Reproduce each line of the material exactly, minus any picture.
>> Begin Input records
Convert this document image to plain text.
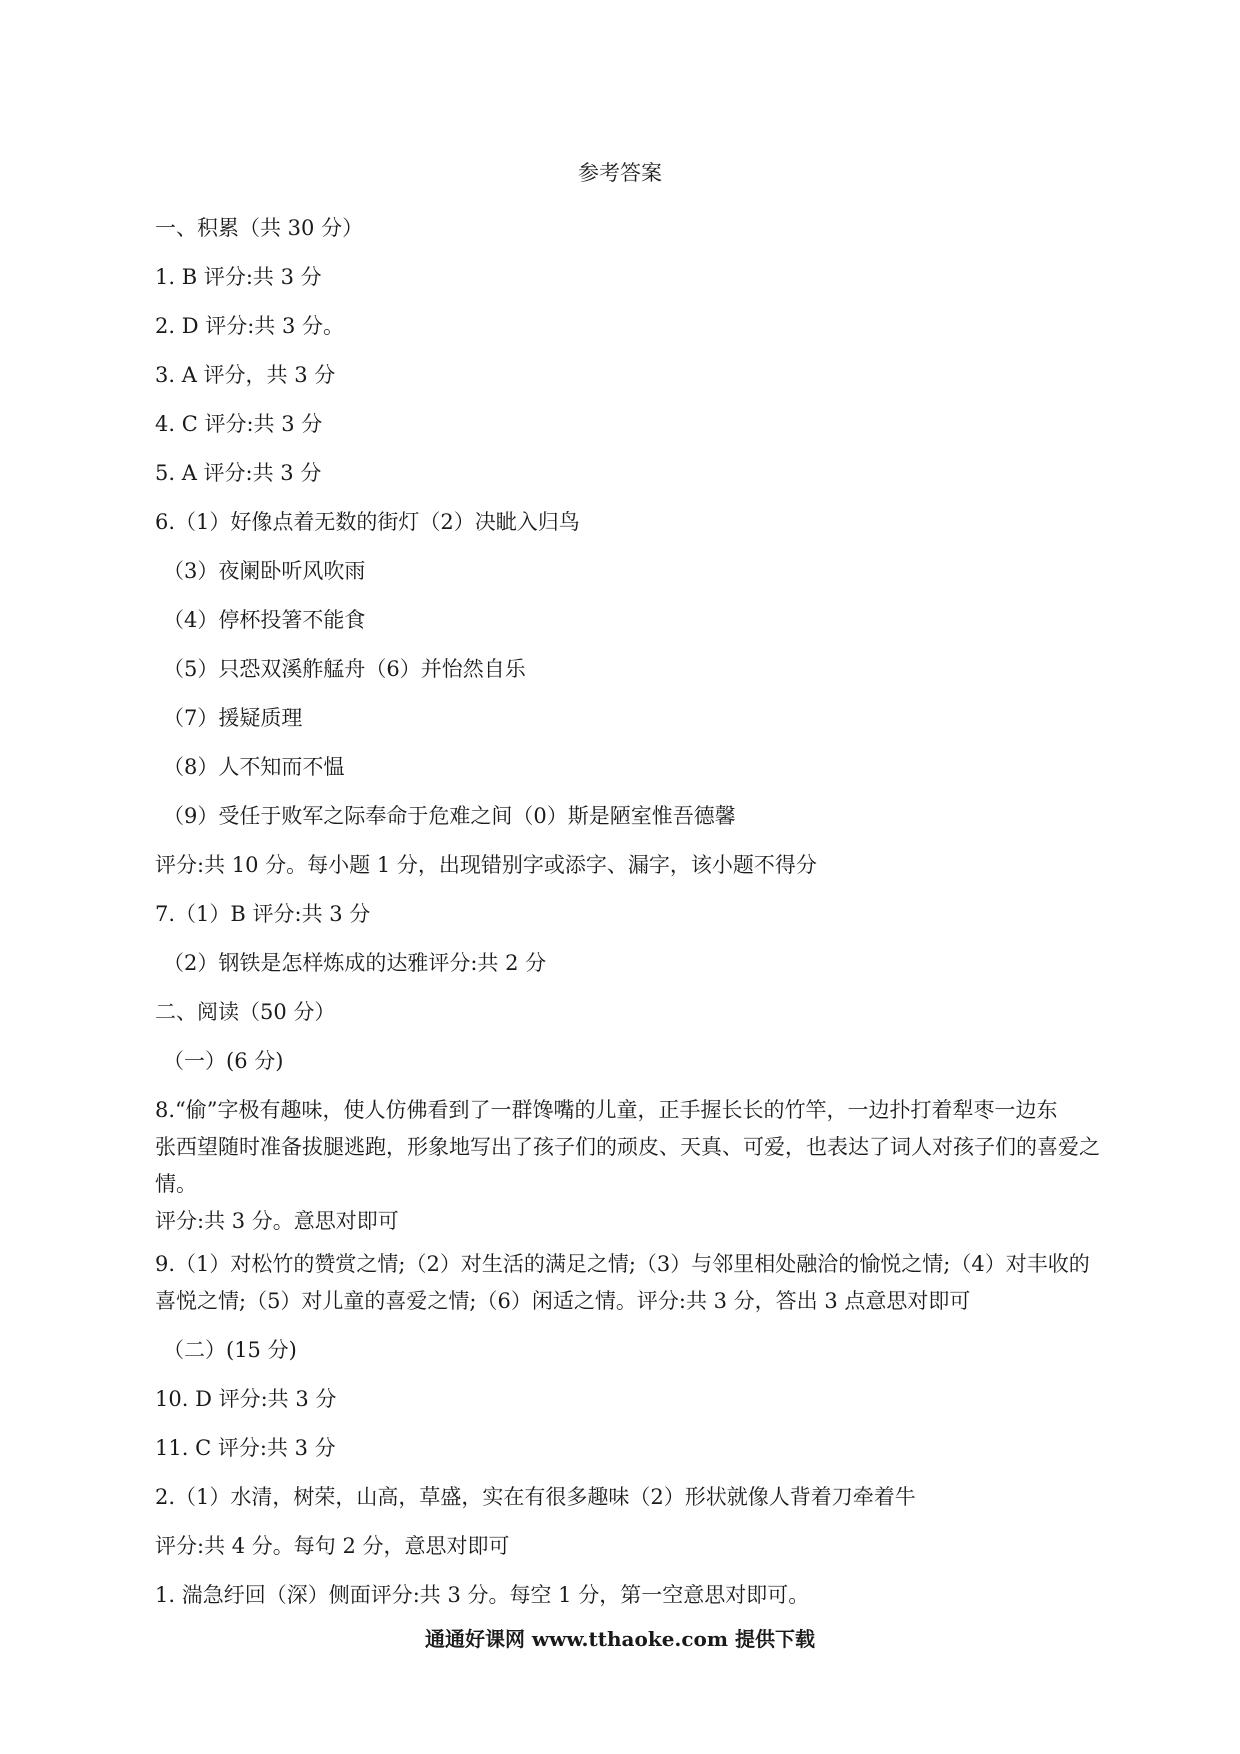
参考答案
一、积累（共 30 分）
1. B 评分:共 3 分
2. D 评分:共 3 分。
3. A 评分，共 3 分
4. C 评分:共 3 分
5. A 评分:共 3 分
6.（1）好像点着无数的街灯（2）决眦入归鸟
（3）夜阑卧听风吹雨
（4）停杯投箸不能食
（5）只恐双溪舴艋舟（6）并怡然自乐
（7）援疑质理
（8）人不知而不愠
（9）受任于败军之际奉命于危难之间（0）斯是陋室惟吾德馨
评分:共 10 分。每小题 1 分，出现错别字或添字、漏字，该小题不得分
7.（1）B 评分:共 3 分
（2）钢铁是怎样炼成的达雅评分:共 2 分
二、阅读（50 分）
（一）(6 分)
8.“偷”字极有趣味，使人仿佛看到了一群馋嘴的儿童，正手握长长的竹竿，一边扑打着犁枣一边东
张西望随时准备拔腿逃跑，形象地写出了孩子们的顽皮、天真、可爱，也表达了词人对孩子们的喜爱之情。
评分:共 3 分。意思对即可
9.（1）对松竹的赞赏之情;（2）对生活的满足之情;（3）与邻里相处融洽的愉悦之情;（4）对丰收的
喜悦之情;（5）对儿童的喜爱之情;（6）闲适之情。评分:共 3 分，答出 3 点意思对即可
（二）(15 分)
10. D 评分:共 3 分
11. C 评分:共 3 分
2.（1）水清，树荣，山高，草盛，实在有很多趣味（2）形状就像人背着刀牵着牛
评分:共 4 分。每句 2 分，意思对即可
1. 湍急纡回（深）侧面评分:共 3 分。每空 1 分，第一空意思对即可。
通通好课网 www.tthaoke.com 提供下载
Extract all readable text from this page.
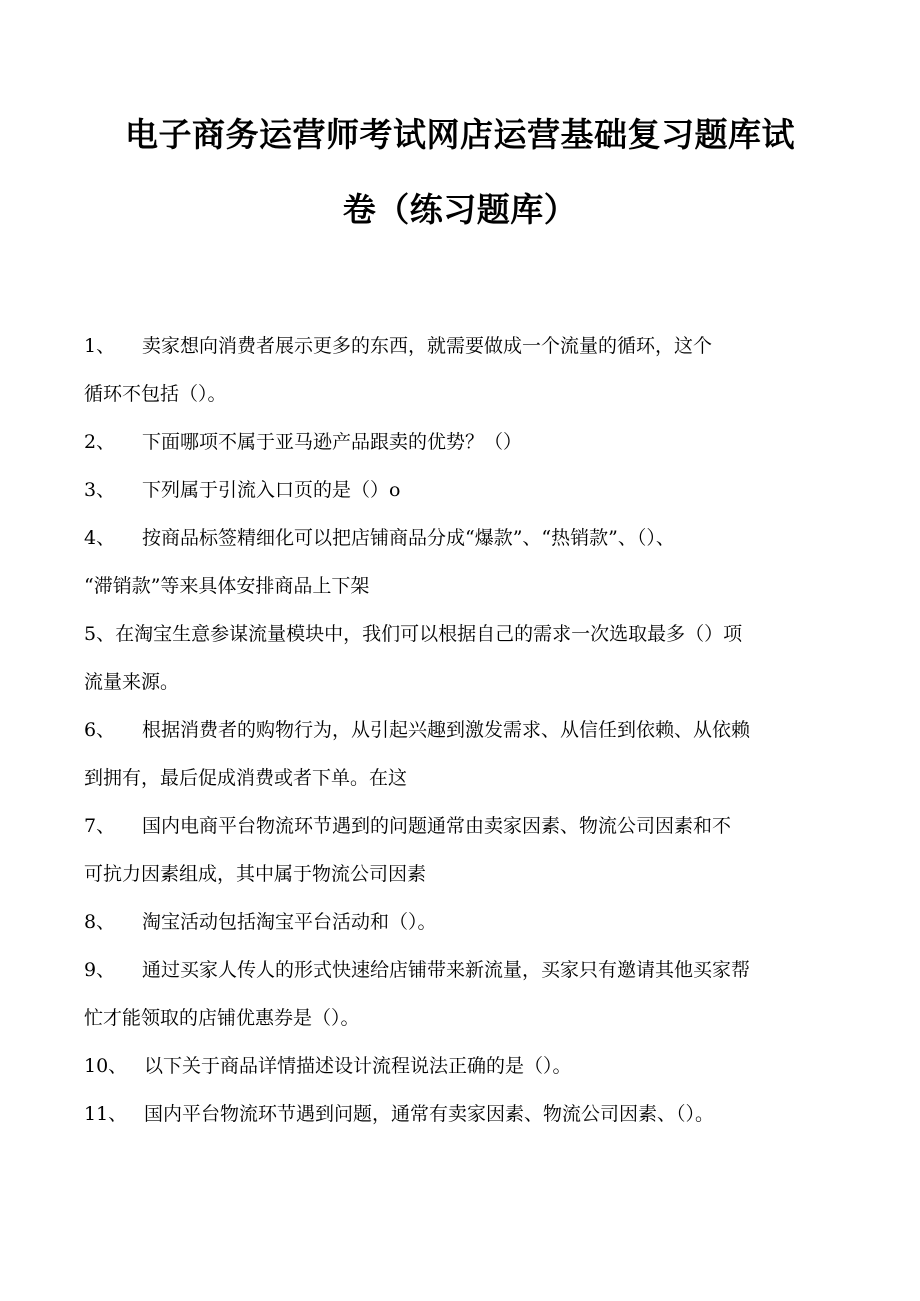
电子商务运营师考试网店运营基础复习题库试
卷（练习题库）
1、 卖家想向消费者展示更多的东西，就需要做成一个流量的循环，这个
循环不包括（）。
2、 下面哪项不属于亚马逊产品跟卖的优势？（）
3、 下列属于引流入口页的是（）o
4、 按商品标签精细化可以把店铺商品分成“爆款”、“热销款”、（）、
“滞销款”等来具体安排商品上下架
5、在淘宝生意参谋流量模块中，我们可以根据自己的需求一次选取最多（）项
流量来源。
6、 根据消费者的购物行为，从引起兴趣到激发需求、从信任到依赖、从依赖
到拥有，最后促成消费或者下单。在这
7、 国内电商平台物流环节遇到的问题通常由卖家因素、物流公司因素和不
可抗力因素组成，其中属于物流公司因素
8、 淘宝活动包括淘宝平台活动和（）。
9、 通过买家人传人的形式快速给店铺带来新流量，买家只有邀请其他买家帮
忙才能领取的店铺优惠券是（）。
10、 以下关于商品详情描述设计流程说法正确的是（）。
11、 国内平台物流环节遇到问题，通常有卖家因素、物流公司因素、（）。
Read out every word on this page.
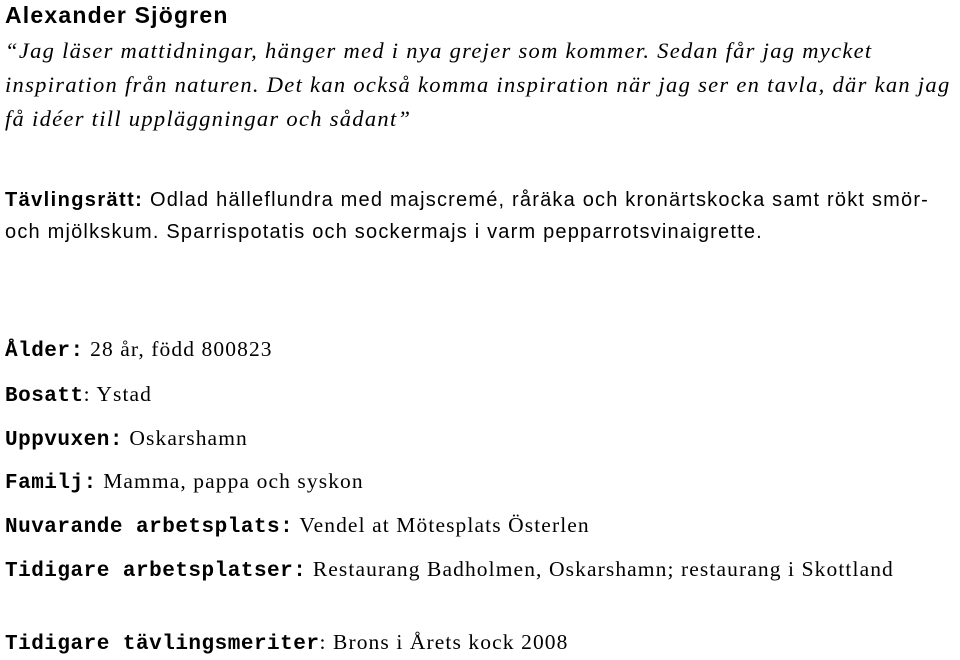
Alexander Sjögren

“Jag läser mattidningar, hänger med i nya grejer som kommer. Sedan får jag mycket inspiration från naturen. Det kan också komma inspiration när jag ser en tavla, där kan jag få idéer till uppläggningar och sådant”

Tävlingsrätt: Odlad hälleflundra med majscremé, råräka och kronärtskocka samt rökt smör- och mjölkskum. Sparrispotatis och sockermajs i varm pepparrotsvinaigrette.

Ålder: 28 år, född 800823

Bosatt: Ystad

Uppvuxen: Oskarshamn

Familj: Mamma, pappa och syskon

Nuvarande arbetsplats: Vendel at Mötesplats Österlen

Tidigare arbetsplatser: Restaurang Badholmen, Oskarshamn; restaurang i Skottland

Tidigare tävlingsmeriter: Brons i Årets kock 2008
>> End Input records
Solved problem -
Convert this document image to plain text.
参考答案
一、积累（共 30 分）
1. B 评分:共 3 分
2. D 评分:共 3 分。
3. A 评分，共 3 分
4. C 评分:共 3 分
5. A 评分:共 3 分
6.（1）好像点着无数的街灯（2）决眦入归鸟
（3）夜阑卧听风吹雨
（4）停杯投箸不能食
（5）只恐双溪舴艋舟（6）并怡然自乐
（7）援疑质理
（8）人不知而不愠
（9）受任于败军之际奉命于危难之间（0）斯是陋室惟吾德馨
评分:共 10 分。每小题 1 分，出现错别字或添字、漏字，该小题不得分
7.（1）B 评分:共 3 分
（2）钢铁是怎样炼成的达雅评分:共 2 分
二、阅读（50 分）
（一）(6 分)
8.“偷”字极有趣味，使人仿佛看到了一群馋嘴的儿童，正手握长长的竹竿，一边扑打着犁枣一边东
张西望随时准备拔腿逃跑，形象地写出了孩子们的顽皮、天真、可爱，也表达了词人对孩子们的喜爱之情。
评分:共 3 分。意思对即可
9.（1）对松竹的赞赏之情;（2）对生活的满足之情;（3）与邻里相处融洽的愉悦之情;（4）对丰收的
喜悦之情;（5）对儿童的喜爱之情;（6）闲适之情。评分:共 3 分，答出 3 点意思对即可
（二）(15 分)
10. D 评分:共 3 分
11. C 评分:共 3 分
2.（1）水清，树荣，山高，草盛，实在有很多趣味（2）形状就像人背着刀牵着牛
评分:共 4 分。每句 2 分，意思对即可
1. 湍急纡回（深）侧面评分:共 3 分。每空 1 分，第一空意思对即可。
通通好课网 www.tthaoke.com 提供下载
Extract all readable text from this page.
电子商务运营师考试网店运营基础复习题库试
卷（练习题库）
1、 卖家想向消费者展示更多的东西，就需要做成一个流量的循环，这个
循环不包括（）。
2、 下面哪项不属于亚马逊产品跟卖的优势？（）
3、 下列属于引流入口页的是（）o
4、 按商品标签精细化可以把店铺商品分成“爆款”、“热销款”、（）、
“滞销款”等来具体安排商品上下架
5、在淘宝生意参谋流量模块中，我们可以根据自己的需求一次选取最多（）项
流量来源。
6、 根据消费者的购物行为，从引起兴趣到激发需求、从信任到依赖、从依赖
到拥有，最后促成消费或者下单。在这
7、 国内电商平台物流环节遇到的问题通常由卖家因素、物流公司因素和不
可抗力因素组成，其中属于物流公司因素
8、 淘宝活动包括淘宝平台活动和（）。
9、 通过买家人传人的形式快速给店铺带来新流量，买家只有邀请其他买家帮
忙才能领取的店铺优惠券是（）。
10、 以下关于商品详情描述设计流程说法正确的是（）。
11、 国内平台物流环节遇到问题，通常有卖家因素、物流公司因素、（）。
Read out every word on this page.
Alexander Sjögren

“Jag läser mattidningar, hänger med i nya grejer som kommer. Sedan får jag mycket inspiration från naturen. Det kan också komma inspiration när jag ser en tavla, där kan jag få idéer till uppläggningar och sådant”

Tävlingsrätt: Odlad hälleflundra med majscremé, råräka och kronärtskocka samt rökt smör- och mjölkskum. Sparrispotatis och sockermajs i varm pepparrotsvinaigrette.

Ålder: 28 år, född 800823

Bosatt: Ystad

Uppvuxen: Oskarshamn

Familj: Mamma, pappa och syskon

Nuvarande arbetsplats: Vendel at Mötesplats Österlen

Tidigare arbetsplatser: Restaurang Badholmen, Oskarshamn; restaurang i Skottland

Tidigare tävlingsmeriter: Brons i Årets kock 2008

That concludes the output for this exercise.